-- Short exercise --
Reproduce each of the lines below word for word.

++++

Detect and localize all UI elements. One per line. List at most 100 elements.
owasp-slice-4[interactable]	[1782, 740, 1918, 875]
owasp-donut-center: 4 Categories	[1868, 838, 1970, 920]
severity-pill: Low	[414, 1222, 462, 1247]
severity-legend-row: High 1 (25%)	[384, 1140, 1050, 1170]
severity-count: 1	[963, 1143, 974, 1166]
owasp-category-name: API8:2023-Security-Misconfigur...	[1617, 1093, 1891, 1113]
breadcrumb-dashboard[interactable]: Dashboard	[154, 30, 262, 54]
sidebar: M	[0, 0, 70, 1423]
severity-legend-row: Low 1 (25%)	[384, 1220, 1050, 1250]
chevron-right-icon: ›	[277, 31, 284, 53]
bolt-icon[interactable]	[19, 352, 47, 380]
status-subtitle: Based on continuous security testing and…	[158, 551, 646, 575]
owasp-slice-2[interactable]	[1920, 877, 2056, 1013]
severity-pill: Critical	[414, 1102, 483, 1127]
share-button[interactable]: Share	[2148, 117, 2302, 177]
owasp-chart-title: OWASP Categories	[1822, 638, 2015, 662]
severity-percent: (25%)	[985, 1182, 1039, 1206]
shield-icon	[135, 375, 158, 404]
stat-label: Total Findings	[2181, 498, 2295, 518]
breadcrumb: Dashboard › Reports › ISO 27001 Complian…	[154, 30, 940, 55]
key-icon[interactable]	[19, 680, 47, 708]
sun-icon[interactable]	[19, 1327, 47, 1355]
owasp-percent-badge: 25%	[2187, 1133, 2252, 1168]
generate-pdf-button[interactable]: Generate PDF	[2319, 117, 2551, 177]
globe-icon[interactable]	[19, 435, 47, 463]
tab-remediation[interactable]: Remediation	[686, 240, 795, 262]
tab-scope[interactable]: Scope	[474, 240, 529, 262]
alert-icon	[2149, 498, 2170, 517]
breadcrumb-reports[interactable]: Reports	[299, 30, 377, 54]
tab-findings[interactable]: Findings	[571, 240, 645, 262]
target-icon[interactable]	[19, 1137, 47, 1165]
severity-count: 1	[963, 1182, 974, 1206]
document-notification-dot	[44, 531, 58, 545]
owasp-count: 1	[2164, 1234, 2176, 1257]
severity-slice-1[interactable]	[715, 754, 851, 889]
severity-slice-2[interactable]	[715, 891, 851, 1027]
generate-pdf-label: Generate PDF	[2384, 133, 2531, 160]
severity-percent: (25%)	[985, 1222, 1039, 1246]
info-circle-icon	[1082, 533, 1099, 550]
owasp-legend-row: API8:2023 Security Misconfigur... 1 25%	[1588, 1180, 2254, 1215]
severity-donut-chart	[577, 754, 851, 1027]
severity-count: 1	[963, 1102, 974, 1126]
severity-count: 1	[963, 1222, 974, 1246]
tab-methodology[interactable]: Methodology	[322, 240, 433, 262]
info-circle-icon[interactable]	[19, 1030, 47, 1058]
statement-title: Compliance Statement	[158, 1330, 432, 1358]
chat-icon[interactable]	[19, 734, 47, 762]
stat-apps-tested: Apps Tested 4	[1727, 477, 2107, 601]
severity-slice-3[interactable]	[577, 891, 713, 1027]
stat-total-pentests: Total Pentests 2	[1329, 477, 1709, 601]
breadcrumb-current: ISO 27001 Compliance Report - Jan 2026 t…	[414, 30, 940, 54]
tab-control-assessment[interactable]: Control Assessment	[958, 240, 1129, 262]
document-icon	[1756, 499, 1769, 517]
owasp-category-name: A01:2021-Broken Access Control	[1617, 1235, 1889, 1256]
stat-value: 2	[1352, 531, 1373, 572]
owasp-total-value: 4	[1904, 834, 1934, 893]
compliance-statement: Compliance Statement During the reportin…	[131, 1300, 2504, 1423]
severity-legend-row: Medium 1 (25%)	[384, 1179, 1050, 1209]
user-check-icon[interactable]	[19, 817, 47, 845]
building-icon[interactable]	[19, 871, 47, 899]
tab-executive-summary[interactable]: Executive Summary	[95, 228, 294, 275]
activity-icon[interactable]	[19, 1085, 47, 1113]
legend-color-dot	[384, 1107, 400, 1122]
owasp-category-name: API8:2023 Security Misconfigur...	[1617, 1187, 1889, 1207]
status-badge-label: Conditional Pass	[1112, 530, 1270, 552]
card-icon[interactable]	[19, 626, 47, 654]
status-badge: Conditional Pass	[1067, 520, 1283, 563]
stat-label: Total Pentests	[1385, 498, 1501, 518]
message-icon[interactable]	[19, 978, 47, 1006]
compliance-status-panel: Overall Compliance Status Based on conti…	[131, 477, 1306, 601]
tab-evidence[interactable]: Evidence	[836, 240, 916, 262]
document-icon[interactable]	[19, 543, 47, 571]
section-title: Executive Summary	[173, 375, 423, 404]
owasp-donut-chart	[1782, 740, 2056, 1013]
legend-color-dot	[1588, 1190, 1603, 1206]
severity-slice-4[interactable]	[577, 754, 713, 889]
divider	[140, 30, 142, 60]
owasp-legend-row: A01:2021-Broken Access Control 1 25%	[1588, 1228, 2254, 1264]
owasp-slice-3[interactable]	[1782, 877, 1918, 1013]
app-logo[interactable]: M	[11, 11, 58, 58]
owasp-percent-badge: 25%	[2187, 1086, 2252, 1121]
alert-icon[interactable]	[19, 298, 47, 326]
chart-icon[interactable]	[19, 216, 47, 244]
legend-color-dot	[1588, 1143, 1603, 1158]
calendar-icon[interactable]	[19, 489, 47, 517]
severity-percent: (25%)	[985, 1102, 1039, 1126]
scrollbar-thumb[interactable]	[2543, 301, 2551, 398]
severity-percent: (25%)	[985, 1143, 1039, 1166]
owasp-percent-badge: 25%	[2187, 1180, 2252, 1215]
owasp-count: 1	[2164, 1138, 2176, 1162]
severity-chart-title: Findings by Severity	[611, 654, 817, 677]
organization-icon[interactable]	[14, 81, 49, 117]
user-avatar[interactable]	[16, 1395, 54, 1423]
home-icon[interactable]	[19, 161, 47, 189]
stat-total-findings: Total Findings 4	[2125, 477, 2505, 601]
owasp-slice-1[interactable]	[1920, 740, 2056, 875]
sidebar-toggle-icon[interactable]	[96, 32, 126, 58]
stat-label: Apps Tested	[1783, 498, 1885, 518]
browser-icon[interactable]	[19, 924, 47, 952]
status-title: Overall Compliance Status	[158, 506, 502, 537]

++++

-- Written answer --
Detect and localize all UI elements. One per line. List at most 100 elements.
owasp-slice-4[interactable]	[1782, 740, 1918, 875]
owasp-donut-center: 4 Categories	[1868, 838, 1970, 920]
severity-pill: Low	[414, 1222, 462, 1247]
severity-legend-row: High 1 (25%)	[384, 1140, 1050, 1170]
severity-count: 1	[963, 1143, 974, 1166]
owasp-category-name: API8:2023-Security-Misconfigur...	[1617, 1093, 1891, 1113]
breadcrumb-dashboard[interactable]: Dashboard	[154, 30, 262, 54]
sidebar: M	[0, 0, 70, 1423]
severity-legend-row: Low 1 (25%)	[384, 1220, 1050, 1250]
chevron-right-icon: ›	[277, 31, 284, 53]
bolt-icon[interactable]	[19, 352, 47, 380]
status-subtitle: Based on continuous security testing and…	[158, 551, 646, 575]
owasp-slice-2[interactable]	[1920, 877, 2056, 1013]
severity-pill: Critical	[414, 1102, 483, 1127]
share-button[interactable]: Share	[2148, 117, 2302, 177]
owasp-chart-title: OWASP Categories	[1822, 638, 2015, 662]
severity-percent: (25%)	[985, 1182, 1039, 1206]
shield-icon	[135, 375, 158, 404]
stat-label: Total Findings	[2181, 498, 2295, 518]
breadcrumb: Dashboard › Reports › ISO 27001 Complian…	[154, 30, 940, 55]
key-icon[interactable]	[19, 680, 47, 708]
sun-icon[interactable]	[19, 1327, 47, 1355]
owasp-percent-badge: 25%	[2187, 1133, 2252, 1168]
generate-pdf-button[interactable]: Generate PDF	[2319, 117, 2551, 177]
globe-icon[interactable]	[19, 435, 47, 463]
tab-remediation[interactable]: Remediation	[686, 240, 795, 262]
tab-scope[interactable]: Scope	[474, 240, 529, 262]
alert-icon	[2149, 498, 2170, 517]
breadcrumb-reports[interactable]: Reports	[299, 30, 377, 54]
tab-findings[interactable]: Findings	[571, 240, 645, 262]
target-icon[interactable]	[19, 1137, 47, 1165]
severity-count: 1	[963, 1182, 974, 1206]
document-notification-dot	[44, 531, 58, 545]
owasp-count: 1	[2164, 1234, 2176, 1257]
severity-slice-1[interactable]	[715, 754, 851, 889]
severity-slice-2[interactable]	[715, 891, 851, 1027]
generate-pdf-label: Generate PDF	[2384, 133, 2531, 160]
severity-percent: (25%)	[985, 1222, 1039, 1246]
info-circle-icon	[1082, 533, 1099, 550]
owasp-legend-row: API8:2023 Security Misconfigur... 1 25%	[1588, 1180, 2254, 1215]
severity-donut-chart	[577, 754, 851, 1027]
severity-count: 1	[963, 1102, 974, 1126]
severity-count: 1	[963, 1222, 974, 1246]
tab-methodology[interactable]: Methodology	[322, 240, 433, 262]
info-circle-icon[interactable]	[19, 1030, 47, 1058]
statement-title: Compliance Statement	[158, 1330, 432, 1358]
chat-icon[interactable]	[19, 734, 47, 762]
stat-apps-tested: Apps Tested 4	[1727, 477, 2107, 601]
severity-slice-3[interactable]	[577, 891, 713, 1027]
stat-total-pentests: Total Pentests 2	[1329, 477, 1709, 601]
breadcrumb-current: ISO 27001 Compliance Report - Jan 2026 t…	[414, 30, 940, 54]
tab-control-assessment[interactable]: Control Assessment	[958, 240, 1129, 262]
document-icon	[1756, 499, 1769, 517]
owasp-category-name: A01:2021-Broken Access Control	[1617, 1235, 1889, 1256]
stat-value: 2	[1352, 531, 1373, 572]
owasp-total-value: 4	[1904, 834, 1934, 893]
compliance-statement: Compliance Statement During the reportin…	[131, 1300, 2504, 1423]
severity-legend-row: Medium 1 (25%)	[384, 1179, 1050, 1209]
user-check-icon[interactable]	[19, 817, 47, 845]
building-icon[interactable]	[19, 871, 47, 899]
tab-executive-summary[interactable]: Executive Summary	[95, 228, 294, 275]
activity-icon[interactable]	[19, 1085, 47, 1113]
legend-color-dot	[384, 1107, 400, 1122]
owasp-category-name: API8:2023 Security Misconfigur...	[1617, 1187, 1889, 1207]
status-badge-label: Conditional Pass	[1112, 530, 1270, 552]
card-icon[interactable]	[19, 626, 47, 654]
status-badge: Conditional Pass	[1067, 520, 1283, 563]
stat-label: Total Pentests	[1385, 498, 1501, 518]
message-icon[interactable]	[19, 978, 47, 1006]
compliance-status-panel: Overall Compliance Status Based on conti…	[131, 477, 1306, 601]
tab-evidence[interactable]: Evidence	[836, 240, 916, 262]
document-icon[interactable]	[19, 543, 47, 571]
section-title: Executive Summary	[173, 375, 423, 404]
owasp-donut-chart	[1782, 740, 2056, 1013]
legend-color-dot	[1588, 1190, 1603, 1206]
severity-slice-4[interactable]	[577, 754, 713, 889]
divider	[140, 30, 142, 60]
owasp-legend-row: A01:2021-Broken Access Control 1 25%	[1588, 1228, 2254, 1264]
owasp-slice-3[interactable]	[1782, 877, 1918, 1013]
app-logo[interactable]: M	[11, 11, 58, 58]
owasp-percent-badge: 25%	[2187, 1086, 2252, 1121]
alert-icon[interactable]	[19, 298, 47, 326]
chart-icon[interactable]	[19, 216, 47, 244]
legend-color-dot	[1588, 1143, 1603, 1158]
calendar-icon[interactable]	[19, 489, 47, 517]
severity-percent: (25%)	[985, 1102, 1039, 1126]
scrollbar-thumb[interactable]	[2543, 301, 2551, 398]
severity-percent: (25%)	[985, 1143, 1039, 1166]
owasp-percent-badge: 25%	[2187, 1180, 2252, 1215]
owasp-count: 1	[2164, 1138, 2176, 1162]
severity-chart-title: Findings by Severity	[611, 654, 817, 677]
organization-icon[interactable]	[14, 81, 49, 117]
user-avatar[interactable]	[16, 1395, 54, 1423]
home-icon[interactable]	[19, 161, 47, 189]
stat-total-findings: Total Findings 4	[2125, 477, 2505, 601]
owasp-slice-1[interactable]	[1920, 740, 2056, 875]
sidebar-toggle-icon[interactable]	[96, 32, 126, 58]
stat-label: Apps Tested	[1783, 498, 1885, 518]
browser-icon[interactable]	[19, 924, 47, 952]
status-title: Overall Compliance Status	[158, 506, 502, 537]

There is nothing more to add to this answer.